Quote the records that follow in full and exactly; leave out the pictures.

========

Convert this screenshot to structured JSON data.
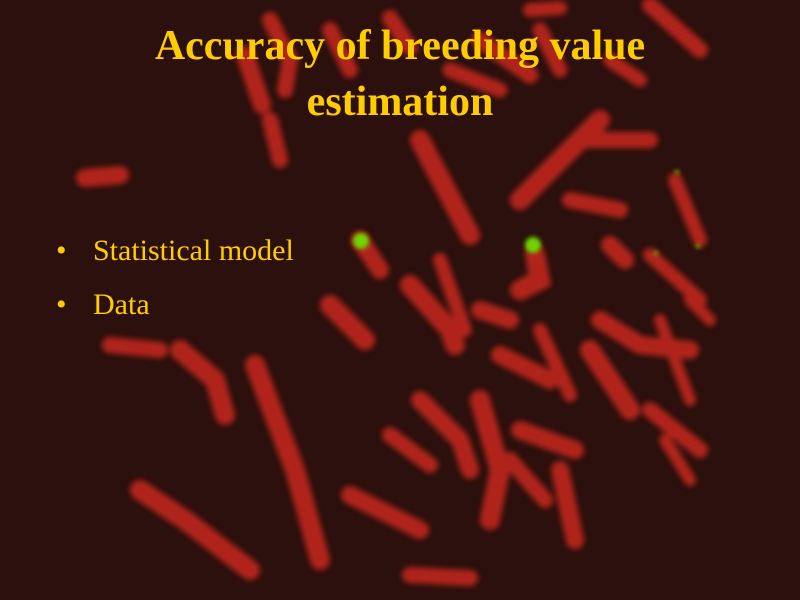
{
  "slide": {
    "title_line1": "Accuracy of breeding value",
    "title_line2": "estimation",
    "bullet_symbol": "•",
    "bullets": [
      "Statistical model",
      "Data"
    ]
  },
  "colors": {
    "background": "#2b100d",
    "text": "#ffcc00",
    "chromosome": "#c8281e",
    "signal": "#6fd400"
  }
}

========

FULL SOLUTION ▸
Convert this screenshot to structured JSON data.
{
  "slide": {
    "title_line1": "Accuracy of breeding value",
    "title_line2": "estimation",
    "bullet_symbol": "•",
    "bullets": [
      "Statistical model",
      "Data"
    ]
  },
  "colors": {
    "background": "#2b100d",
    "text": "#ffcc00",
    "chromosome": "#c8281e",
    "signal": "#6fd400"
  }
}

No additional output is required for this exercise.